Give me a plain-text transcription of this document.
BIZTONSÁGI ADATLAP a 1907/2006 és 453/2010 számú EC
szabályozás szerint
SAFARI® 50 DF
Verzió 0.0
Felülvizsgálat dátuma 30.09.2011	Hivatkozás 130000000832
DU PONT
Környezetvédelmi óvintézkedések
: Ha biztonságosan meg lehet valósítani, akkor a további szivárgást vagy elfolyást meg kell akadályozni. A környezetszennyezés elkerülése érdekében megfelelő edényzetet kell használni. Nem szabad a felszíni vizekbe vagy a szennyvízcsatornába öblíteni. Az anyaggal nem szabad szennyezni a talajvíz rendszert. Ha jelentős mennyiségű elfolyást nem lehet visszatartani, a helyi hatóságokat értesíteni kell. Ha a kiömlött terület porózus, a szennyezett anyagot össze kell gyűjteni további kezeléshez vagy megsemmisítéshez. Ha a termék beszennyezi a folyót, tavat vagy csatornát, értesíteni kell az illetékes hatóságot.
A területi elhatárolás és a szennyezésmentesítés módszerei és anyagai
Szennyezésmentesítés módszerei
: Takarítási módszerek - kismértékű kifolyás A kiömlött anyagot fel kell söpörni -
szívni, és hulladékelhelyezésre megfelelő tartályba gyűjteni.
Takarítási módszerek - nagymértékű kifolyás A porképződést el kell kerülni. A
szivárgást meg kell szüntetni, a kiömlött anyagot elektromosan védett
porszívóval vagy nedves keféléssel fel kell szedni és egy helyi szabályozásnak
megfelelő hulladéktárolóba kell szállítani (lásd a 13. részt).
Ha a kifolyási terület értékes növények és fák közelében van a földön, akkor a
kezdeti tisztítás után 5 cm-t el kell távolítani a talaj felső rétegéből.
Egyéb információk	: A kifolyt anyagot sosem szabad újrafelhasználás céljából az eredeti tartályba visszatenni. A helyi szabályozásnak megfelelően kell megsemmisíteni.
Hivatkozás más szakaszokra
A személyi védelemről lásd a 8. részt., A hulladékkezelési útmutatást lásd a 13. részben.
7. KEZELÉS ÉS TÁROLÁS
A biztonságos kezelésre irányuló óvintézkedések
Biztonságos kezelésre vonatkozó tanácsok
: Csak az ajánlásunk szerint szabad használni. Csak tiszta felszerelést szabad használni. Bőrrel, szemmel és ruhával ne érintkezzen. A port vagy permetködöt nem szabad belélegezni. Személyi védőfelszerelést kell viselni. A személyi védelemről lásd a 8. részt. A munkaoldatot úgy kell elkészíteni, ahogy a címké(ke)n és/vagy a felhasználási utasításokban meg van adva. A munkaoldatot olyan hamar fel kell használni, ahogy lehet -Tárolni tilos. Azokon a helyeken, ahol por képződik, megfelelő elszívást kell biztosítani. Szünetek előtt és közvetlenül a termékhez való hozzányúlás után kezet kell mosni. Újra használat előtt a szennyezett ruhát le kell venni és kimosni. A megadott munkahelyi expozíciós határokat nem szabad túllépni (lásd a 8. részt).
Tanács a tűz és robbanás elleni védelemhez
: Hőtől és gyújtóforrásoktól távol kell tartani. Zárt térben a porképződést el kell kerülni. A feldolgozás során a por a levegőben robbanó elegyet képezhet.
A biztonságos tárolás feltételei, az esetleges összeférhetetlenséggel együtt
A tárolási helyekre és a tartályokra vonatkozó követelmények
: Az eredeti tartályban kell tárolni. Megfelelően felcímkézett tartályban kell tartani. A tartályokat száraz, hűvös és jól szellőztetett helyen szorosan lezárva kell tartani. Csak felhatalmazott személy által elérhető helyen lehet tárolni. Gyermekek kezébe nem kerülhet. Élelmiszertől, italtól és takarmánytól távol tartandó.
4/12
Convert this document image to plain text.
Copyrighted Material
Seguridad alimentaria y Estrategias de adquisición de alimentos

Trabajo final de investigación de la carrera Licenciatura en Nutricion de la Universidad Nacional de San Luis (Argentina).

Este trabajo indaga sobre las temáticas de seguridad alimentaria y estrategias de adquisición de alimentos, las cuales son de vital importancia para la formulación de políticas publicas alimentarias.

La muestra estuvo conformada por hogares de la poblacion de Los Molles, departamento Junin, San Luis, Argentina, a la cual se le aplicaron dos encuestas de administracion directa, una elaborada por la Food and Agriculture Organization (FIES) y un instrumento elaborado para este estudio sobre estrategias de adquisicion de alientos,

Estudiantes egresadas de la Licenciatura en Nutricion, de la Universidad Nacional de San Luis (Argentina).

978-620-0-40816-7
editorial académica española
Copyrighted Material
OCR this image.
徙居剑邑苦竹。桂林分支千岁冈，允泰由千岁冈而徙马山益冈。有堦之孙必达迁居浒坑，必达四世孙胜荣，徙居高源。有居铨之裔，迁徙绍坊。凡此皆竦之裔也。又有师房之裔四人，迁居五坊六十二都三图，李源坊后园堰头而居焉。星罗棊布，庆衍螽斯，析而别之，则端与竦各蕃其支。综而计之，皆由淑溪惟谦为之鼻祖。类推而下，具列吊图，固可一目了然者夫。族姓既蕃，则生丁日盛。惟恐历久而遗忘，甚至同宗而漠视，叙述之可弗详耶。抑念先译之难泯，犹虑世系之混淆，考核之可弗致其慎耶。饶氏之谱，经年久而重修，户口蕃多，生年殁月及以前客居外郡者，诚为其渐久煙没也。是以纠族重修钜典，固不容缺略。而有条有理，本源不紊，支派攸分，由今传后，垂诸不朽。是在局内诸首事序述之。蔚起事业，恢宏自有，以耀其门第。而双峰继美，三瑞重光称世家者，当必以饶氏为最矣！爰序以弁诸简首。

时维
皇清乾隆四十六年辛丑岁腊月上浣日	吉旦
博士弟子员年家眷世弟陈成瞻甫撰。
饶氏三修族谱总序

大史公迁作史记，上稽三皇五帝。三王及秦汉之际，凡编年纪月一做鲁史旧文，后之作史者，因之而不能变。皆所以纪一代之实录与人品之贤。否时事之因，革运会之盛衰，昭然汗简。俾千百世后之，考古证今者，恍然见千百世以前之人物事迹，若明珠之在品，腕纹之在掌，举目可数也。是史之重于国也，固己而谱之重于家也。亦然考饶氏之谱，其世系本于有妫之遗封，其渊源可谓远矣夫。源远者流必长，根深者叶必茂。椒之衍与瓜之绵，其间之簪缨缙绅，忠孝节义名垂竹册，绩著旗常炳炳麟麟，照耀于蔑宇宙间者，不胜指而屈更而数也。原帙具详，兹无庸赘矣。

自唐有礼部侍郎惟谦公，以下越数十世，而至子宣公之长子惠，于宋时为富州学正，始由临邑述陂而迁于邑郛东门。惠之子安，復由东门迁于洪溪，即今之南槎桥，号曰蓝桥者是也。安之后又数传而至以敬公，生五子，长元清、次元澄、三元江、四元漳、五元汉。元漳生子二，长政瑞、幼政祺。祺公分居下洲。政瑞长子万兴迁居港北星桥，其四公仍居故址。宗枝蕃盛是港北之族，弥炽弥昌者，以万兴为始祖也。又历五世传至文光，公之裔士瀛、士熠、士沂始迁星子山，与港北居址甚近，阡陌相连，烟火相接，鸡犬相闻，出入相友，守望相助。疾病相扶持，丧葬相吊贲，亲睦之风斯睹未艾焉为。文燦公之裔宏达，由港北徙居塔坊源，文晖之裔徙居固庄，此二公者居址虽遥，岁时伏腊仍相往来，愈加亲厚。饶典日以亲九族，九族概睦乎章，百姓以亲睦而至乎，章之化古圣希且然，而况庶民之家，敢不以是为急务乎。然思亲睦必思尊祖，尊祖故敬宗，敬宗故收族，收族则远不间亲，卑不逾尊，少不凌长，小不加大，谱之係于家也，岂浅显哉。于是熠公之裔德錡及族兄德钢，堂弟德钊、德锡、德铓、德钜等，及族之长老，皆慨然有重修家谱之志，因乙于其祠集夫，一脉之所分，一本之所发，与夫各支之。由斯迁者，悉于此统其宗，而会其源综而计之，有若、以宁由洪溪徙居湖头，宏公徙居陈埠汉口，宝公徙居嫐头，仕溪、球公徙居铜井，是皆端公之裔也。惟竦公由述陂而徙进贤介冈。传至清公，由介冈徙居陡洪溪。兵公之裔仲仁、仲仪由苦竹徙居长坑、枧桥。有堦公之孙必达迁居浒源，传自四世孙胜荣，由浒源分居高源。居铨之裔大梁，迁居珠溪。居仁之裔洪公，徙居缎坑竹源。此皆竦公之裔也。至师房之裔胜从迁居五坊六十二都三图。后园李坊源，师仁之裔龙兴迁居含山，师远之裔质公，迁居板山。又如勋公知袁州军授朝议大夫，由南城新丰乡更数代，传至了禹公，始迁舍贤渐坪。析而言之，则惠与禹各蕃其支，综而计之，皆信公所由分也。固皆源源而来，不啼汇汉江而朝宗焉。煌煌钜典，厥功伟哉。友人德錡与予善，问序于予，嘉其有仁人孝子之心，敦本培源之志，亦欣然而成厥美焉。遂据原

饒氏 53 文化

........

Aim of the exercise. Pull out every line of the records that includes the string "szabályozásnak".

Written answer.
porszívóval vagy nedves keféléssel fel kell szedni és egy helyi szabályozásnak
Egyéb információk	: A kifolyt anyagot sosem szabad újrafelhasználás céljából az eredeti tartályba visszatenni. A helyi szabályozásnak megfelelően kell megsemmisíteni.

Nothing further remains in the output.